(Figure record extracts)
·····
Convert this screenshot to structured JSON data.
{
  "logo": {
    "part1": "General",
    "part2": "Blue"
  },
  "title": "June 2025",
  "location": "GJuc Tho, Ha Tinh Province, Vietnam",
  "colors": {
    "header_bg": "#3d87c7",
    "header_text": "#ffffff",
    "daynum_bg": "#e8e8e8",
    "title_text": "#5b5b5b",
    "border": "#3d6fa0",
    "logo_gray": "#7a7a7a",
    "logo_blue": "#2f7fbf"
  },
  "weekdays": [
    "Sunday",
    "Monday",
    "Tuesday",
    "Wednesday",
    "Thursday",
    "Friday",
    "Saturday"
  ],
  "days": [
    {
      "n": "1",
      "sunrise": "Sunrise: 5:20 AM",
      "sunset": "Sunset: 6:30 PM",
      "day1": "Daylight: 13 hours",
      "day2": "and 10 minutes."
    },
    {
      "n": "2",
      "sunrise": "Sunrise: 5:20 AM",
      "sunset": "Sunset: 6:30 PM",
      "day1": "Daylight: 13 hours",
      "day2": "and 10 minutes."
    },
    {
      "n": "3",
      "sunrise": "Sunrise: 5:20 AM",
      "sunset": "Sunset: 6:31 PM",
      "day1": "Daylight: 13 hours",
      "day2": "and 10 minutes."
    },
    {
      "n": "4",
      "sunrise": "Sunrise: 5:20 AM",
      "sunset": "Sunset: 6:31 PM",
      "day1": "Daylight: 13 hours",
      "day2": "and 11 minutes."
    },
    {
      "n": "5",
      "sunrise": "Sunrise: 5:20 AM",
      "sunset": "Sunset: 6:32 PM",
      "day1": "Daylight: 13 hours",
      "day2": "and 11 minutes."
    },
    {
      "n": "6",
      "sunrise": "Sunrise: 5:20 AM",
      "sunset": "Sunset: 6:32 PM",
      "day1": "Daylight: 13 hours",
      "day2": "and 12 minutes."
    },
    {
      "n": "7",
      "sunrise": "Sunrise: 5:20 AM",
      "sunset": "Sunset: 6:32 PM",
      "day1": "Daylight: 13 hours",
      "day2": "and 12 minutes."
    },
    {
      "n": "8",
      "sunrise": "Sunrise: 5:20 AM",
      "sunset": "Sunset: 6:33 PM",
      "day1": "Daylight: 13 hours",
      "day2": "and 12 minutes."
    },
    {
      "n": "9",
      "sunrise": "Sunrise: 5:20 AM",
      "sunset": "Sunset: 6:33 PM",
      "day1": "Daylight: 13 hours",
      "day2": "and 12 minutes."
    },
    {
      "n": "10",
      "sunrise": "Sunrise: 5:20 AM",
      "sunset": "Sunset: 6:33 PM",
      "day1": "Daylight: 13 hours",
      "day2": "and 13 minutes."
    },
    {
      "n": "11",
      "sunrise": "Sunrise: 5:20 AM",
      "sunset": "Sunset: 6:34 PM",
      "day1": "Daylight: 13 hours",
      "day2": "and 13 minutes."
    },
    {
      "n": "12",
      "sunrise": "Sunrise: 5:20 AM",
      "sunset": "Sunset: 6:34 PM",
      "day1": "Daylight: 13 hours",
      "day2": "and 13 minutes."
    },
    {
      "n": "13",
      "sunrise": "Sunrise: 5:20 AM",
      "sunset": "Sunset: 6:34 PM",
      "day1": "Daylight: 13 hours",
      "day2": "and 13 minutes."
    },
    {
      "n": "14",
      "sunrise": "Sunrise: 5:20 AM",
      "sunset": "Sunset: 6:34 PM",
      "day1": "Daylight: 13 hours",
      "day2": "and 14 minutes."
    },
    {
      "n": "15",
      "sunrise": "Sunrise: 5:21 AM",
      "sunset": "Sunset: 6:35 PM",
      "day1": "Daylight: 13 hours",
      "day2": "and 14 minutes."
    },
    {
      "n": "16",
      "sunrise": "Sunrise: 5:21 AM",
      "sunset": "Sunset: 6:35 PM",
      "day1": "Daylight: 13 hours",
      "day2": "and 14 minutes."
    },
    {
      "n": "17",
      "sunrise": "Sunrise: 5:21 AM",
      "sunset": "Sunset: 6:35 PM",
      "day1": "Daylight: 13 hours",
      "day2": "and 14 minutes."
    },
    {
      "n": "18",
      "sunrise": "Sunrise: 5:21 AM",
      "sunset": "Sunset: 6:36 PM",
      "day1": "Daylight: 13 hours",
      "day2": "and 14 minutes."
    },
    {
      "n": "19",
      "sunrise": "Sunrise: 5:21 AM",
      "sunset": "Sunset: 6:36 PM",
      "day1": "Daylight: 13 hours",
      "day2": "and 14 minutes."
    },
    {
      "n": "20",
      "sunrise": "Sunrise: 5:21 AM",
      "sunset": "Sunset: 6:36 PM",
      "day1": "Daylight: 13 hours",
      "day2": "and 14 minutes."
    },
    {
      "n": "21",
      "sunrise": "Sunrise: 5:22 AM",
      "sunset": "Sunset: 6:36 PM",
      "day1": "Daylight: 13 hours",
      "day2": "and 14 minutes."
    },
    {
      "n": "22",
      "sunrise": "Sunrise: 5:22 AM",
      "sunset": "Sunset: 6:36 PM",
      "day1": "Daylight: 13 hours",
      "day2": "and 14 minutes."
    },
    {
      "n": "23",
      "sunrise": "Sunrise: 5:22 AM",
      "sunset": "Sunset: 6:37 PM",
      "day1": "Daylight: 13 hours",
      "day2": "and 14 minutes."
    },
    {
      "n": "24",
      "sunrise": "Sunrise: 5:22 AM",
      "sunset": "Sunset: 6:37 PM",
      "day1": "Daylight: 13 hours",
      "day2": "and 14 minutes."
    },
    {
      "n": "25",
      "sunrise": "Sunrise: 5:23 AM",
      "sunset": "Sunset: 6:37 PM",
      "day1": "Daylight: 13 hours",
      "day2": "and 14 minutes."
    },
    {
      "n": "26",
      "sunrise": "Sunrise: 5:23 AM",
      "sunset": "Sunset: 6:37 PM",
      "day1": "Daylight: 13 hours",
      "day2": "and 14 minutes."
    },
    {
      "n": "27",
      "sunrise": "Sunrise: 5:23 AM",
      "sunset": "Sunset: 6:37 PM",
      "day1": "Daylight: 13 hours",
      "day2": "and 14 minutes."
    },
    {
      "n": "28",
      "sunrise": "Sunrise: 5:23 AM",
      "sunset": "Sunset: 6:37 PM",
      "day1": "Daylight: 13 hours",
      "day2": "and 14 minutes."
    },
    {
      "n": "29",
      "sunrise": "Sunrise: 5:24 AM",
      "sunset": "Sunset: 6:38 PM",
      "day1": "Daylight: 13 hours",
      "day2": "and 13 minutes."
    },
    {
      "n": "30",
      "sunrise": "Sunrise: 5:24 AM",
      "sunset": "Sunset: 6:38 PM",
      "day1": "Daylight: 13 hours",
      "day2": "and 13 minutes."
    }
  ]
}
·····
■ **Given exercise**: Repeat all of the records above exactly as written.

■ **The answer**:
Convert this screenshot to structured JSON data.
{
  "logo": {
    "part1": "General",
    "part2": "Blue"
  },
  "title": "June 2025",
  "location": "GJuc Tho, Ha Tinh Province, Vietnam",
  "colors": {
    "header_bg": "#3d87c7",
    "header_text": "#ffffff",
    "daynum_bg": "#e8e8e8",
    "title_text": "#5b5b5b",
    "border": "#3d6fa0",
    "logo_gray": "#7a7a7a",
    "logo_blue": "#2f7fbf"
  },
  "weekdays": [
    "Sunday",
    "Monday",
    "Tuesday",
    "Wednesday",
    "Thursday",
    "Friday",
    "Saturday"
  ],
  "days": [
    {
      "n": "1",
      "sunrise": "Sunrise: 5:20 AM",
      "sunset": "Sunset: 6:30 PM",
      "day1": "Daylight: 13 hours",
      "day2": "and 10 minutes."
    },
    {
      "n": "2",
      "sunrise": "Sunrise: 5:20 AM",
      "sunset": "Sunset: 6:30 PM",
      "day1": "Daylight: 13 hours",
      "day2": "and 10 minutes."
    },
    {
      "n": "3",
      "sunrise": "Sunrise: 5:20 AM",
      "sunset": "Sunset: 6:31 PM",
      "day1": "Daylight: 13 hours",
      "day2": "and 10 minutes."
    },
    {
      "n": "4",
      "sunrise": "Sunrise: 5:20 AM",
      "sunset": "Sunset: 6:31 PM",
      "day1": "Daylight: 13 hours",
      "day2": "and 11 minutes."
    },
    {
      "n": "5",
      "sunrise": "Sunrise: 5:20 AM",
      "sunset": "Sunset: 6:32 PM",
      "day1": "Daylight: 13 hours",
      "day2": "and 11 minutes."
    },
    {
      "n": "6",
      "sunrise": "Sunrise: 5:20 AM",
      "sunset": "Sunset: 6:32 PM",
      "day1": "Daylight: 13 hours",
      "day2": "and 12 minutes."
    },
    {
      "n": "7",
      "sunrise": "Sunrise: 5:20 AM",
      "sunset": "Sunset: 6:32 PM",
      "day1": "Daylight: 13 hours",
      "day2": "and 12 minutes."
    },
    {
      "n": "8",
      "sunrise": "Sunrise: 5:20 AM",
      "sunset": "Sunset: 6:33 PM",
      "day1": "Daylight: 13 hours",
      "day2": "and 12 minutes."
    },
    {
      "n": "9",
      "sunrise": "Sunrise: 5:20 AM",
      "sunset": "Sunset: 6:33 PM",
      "day1": "Daylight: 13 hours",
      "day2": "and 12 minutes."
    },
    {
      "n": "10",
      "sunrise": "Sunrise: 5:20 AM",
      "sunset": "Sunset: 6:33 PM",
      "day1": "Daylight: 13 hours",
      "day2": "and 13 minutes."
    },
    {
      "n": "11",
      "sunrise": "Sunrise: 5:20 AM",
      "sunset": "Sunset: 6:34 PM",
      "day1": "Daylight: 13 hours",
      "day2": "and 13 minutes."
    },
    {
      "n": "12",
      "sunrise": "Sunrise: 5:20 AM",
      "sunset": "Sunset: 6:34 PM",
      "day1": "Daylight: 13 hours",
      "day2": "and 13 minutes."
    },
    {
      "n": "13",
      "sunrise": "Sunrise: 5:20 AM",
      "sunset": "Sunset: 6:34 PM",
      "day1": "Daylight: 13 hours",
      "day2": "and 13 minutes."
    },
    {
      "n": "14",
      "sunrise": "Sunrise: 5:20 AM",
      "sunset": "Sunset: 6:34 PM",
      "day1": "Daylight: 13 hours",
      "day2": "and 14 minutes."
    },
    {
      "n": "15",
      "sunrise": "Sunrise: 5:21 AM",
      "sunset": "Sunset: 6:35 PM",
      "day1": "Daylight: 13 hours",
      "day2": "and 14 minutes."
    },
    {
      "n": "16",
      "sunrise": "Sunrise: 5:21 AM",
      "sunset": "Sunset: 6:35 PM",
      "day1": "Daylight: 13 hours",
      "day2": "and 14 minutes."
    },
    {
      "n": "17",
      "sunrise": "Sunrise: 5:21 AM",
      "sunset": "Sunset: 6:35 PM",
      "day1": "Daylight: 13 hours",
      "day2": "and 14 minutes."
    },
    {
      "n": "18",
      "sunrise": "Sunrise: 5:21 AM",
      "sunset": "Sunset: 6:36 PM",
      "day1": "Daylight: 13 hours",
      "day2": "and 14 minutes."
    },
    {
      "n": "19",
      "sunrise": "Sunrise: 5:21 AM",
      "sunset": "Sunset: 6:36 PM",
      "day1": "Daylight: 13 hours",
      "day2": "and 14 minutes."
    },
    {
      "n": "20",
      "sunrise": "Sunrise: 5:21 AM",
      "sunset": "Sunset: 6:36 PM",
      "day1": "Daylight: 13 hours",
      "day2": "and 14 minutes."
    },
    {
      "n": "21",
      "sunrise": "Sunrise: 5:22 AM",
      "sunset": "Sunset: 6:36 PM",
      "day1": "Daylight: 13 hours",
      "day2": "and 14 minutes."
    },
    {
      "n": "22",
      "sunrise": "Sunrise: 5:22 AM",
      "sunset": "Sunset: 6:36 PM",
      "day1": "Daylight: 13 hours",
      "day2": "and 14 minutes."
    },
    {
      "n": "23",
      "sunrise": "Sunrise: 5:22 AM",
      "sunset": "Sunset: 6:37 PM",
      "day1": "Daylight: 13 hours",
      "day2": "and 14 minutes."
    },
    {
      "n": "24",
      "sunrise": "Sunrise: 5:22 AM",
      "sunset": "Sunset: 6:37 PM",
      "day1": "Daylight: 13 hours",
      "day2": "and 14 minutes."
    },
    {
      "n": "25",
      "sunrise": "Sunrise: 5:23 AM",
      "sunset": "Sunset: 6:37 PM",
      "day1": "Daylight: 13 hours",
      "day2": "and 14 minutes."
    },
    {
      "n": "26",
      "sunrise": "Sunrise: 5:23 AM",
      "sunset": "Sunset: 6:37 PM",
      "day1": "Daylight: 13 hours",
      "day2": "and 14 minutes."
    },
    {
      "n": "27",
      "sunrise": "Sunrise: 5:23 AM",
      "sunset": "Sunset: 6:37 PM",
      "day1": "Daylight: 13 hours",
      "day2": "and 14 minutes."
    },
    {
      "n": "28",
      "sunrise": "Sunrise: 5:23 AM",
      "sunset": "Sunset: 6:37 PM",
      "day1": "Daylight: 13 hours",
      "day2": "and 14 minutes."
    },
    {
      "n": "29",
      "sunrise": "Sunrise: 5:24 AM",
      "sunset": "Sunset: 6:38 PM",
      "day1": "Daylight: 13 hours",
      "day2": "and 13 minutes."
    },
    {
      "n": "30",
      "sunrise": "Sunrise: 5:24 AM",
      "sunset": "Sunset: 6:38 PM",
      "day1": "Daylight: 13 hours",
      "day2": "and 13 minutes."
    }
  ]
}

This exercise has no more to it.